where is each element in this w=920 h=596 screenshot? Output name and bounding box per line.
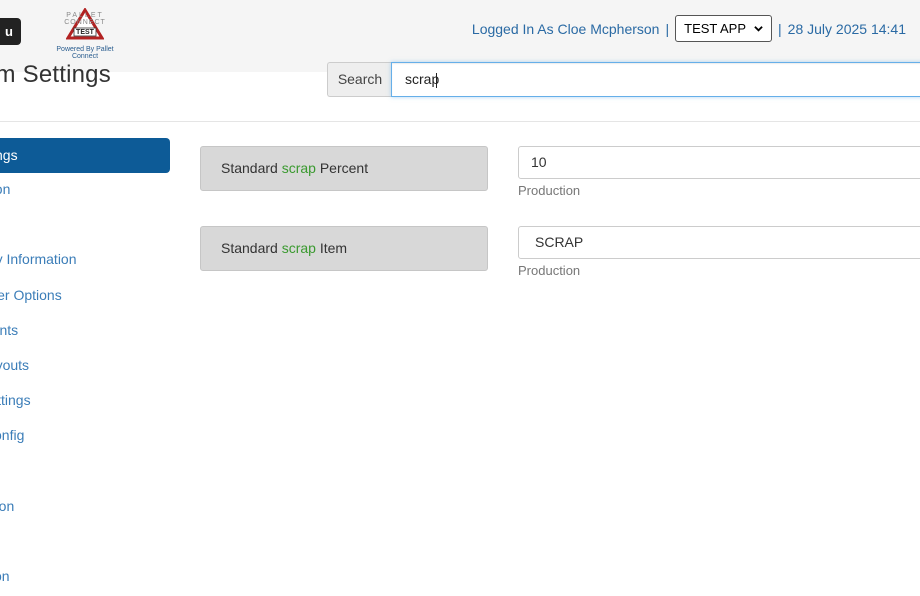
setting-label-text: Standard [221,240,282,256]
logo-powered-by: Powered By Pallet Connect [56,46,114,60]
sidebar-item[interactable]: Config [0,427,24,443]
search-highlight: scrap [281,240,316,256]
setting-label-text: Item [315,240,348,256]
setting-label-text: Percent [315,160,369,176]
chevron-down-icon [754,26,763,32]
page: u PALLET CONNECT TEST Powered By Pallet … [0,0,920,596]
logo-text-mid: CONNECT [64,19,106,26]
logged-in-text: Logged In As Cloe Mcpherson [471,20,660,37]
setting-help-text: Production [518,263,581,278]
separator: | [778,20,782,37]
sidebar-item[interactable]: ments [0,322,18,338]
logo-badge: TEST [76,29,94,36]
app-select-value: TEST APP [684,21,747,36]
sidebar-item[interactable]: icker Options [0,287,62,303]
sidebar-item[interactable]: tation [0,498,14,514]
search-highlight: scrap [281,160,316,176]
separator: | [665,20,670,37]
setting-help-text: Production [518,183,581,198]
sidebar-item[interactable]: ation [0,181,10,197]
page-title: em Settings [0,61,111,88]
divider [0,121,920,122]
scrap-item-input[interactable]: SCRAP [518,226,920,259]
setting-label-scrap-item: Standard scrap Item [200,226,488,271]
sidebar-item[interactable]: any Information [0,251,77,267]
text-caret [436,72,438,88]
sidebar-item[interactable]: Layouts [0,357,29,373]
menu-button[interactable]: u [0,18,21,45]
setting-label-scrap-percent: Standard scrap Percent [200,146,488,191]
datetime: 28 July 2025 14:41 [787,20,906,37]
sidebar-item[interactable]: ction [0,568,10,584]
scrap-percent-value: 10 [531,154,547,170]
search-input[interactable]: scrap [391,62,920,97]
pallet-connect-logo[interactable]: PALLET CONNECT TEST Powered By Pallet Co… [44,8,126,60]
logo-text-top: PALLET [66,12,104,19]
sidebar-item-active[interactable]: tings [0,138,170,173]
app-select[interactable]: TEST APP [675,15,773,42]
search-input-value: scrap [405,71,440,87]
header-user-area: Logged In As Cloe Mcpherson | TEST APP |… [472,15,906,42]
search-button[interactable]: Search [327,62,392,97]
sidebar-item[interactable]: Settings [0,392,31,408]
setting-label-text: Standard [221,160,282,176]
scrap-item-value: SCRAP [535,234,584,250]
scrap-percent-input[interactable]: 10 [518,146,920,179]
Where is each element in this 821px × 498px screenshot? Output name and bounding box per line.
##############################
◆ EXERCISE DESCRIPTION: Print the listing above verbatim, with the picture left out.

◆ IN RESPONSE:
where is each element in this w=920 h=596 screenshot? Output name and bounding box per line.
setting-label-text: Standard [221,240,282,256]
logo-powered-by: Powered By Pallet Connect [56,46,114,60]
sidebar-item[interactable]: Config [0,427,24,443]
search-highlight: scrap [281,240,316,256]
setting-label-text: Item [315,240,348,256]
setting-label-text: Percent [315,160,369,176]
chevron-down-icon [754,26,763,32]
page: u PALLET CONNECT TEST Powered By Pallet … [0,0,920,596]
logo-text-mid: CONNECT [64,19,106,26]
logged-in-text: Logged In As Cloe Mcpherson [471,20,660,37]
setting-help-text: Production [518,263,581,278]
separator: | [778,20,782,37]
sidebar-item[interactable]: ments [0,322,18,338]
logo-badge: TEST [76,29,94,36]
app-select-value: TEST APP [684,21,747,36]
sidebar-item[interactable]: icker Options [0,287,62,303]
sidebar-item[interactable]: tation [0,498,14,514]
search-highlight: scrap [281,160,316,176]
separator: | [665,20,670,37]
setting-help-text: Production [518,183,581,198]
sidebar-item[interactable]: ation [0,181,10,197]
page-title: em Settings [0,61,111,88]
divider [0,121,920,122]
scrap-item-input[interactable]: SCRAP [518,226,920,259]
setting-label-scrap-item: Standard scrap Item [200,226,488,271]
sidebar-item[interactable]: any Information [0,251,77,267]
text-caret [436,72,438,88]
sidebar-item[interactable]: Layouts [0,357,29,373]
menu-button[interactable]: u [0,18,21,45]
setting-label-scrap-percent: Standard scrap Percent [200,146,488,191]
datetime: 28 July 2025 14:41 [787,20,906,37]
sidebar-item[interactable]: ction [0,568,10,584]
scrap-percent-value: 10 [531,154,547,170]
search-input[interactable]: scrap [391,62,920,97]
pallet-connect-logo[interactable]: PALLET CONNECT TEST Powered By Pallet Co… [44,8,126,60]
logo-text-top: PALLET [66,12,104,19]
sidebar-item-active[interactable]: tings [0,138,170,173]
app-select[interactable]: TEST APP [675,15,773,42]
search-input-value: scrap [405,71,440,87]
header-user-area: Logged In As Cloe Mcpherson | TEST APP |… [472,15,906,42]
search-button[interactable]: Search [327,62,392,97]
sidebar-item[interactable]: Settings [0,392,31,408]
setting-label-text: Standard [221,160,282,176]
scrap-item-value: SCRAP [535,234,584,250]
scrap-percent-input[interactable]: 10 [518,146,920,179]
Where is each element in this 821px × 498px screenshot? Output name and bounding box per line.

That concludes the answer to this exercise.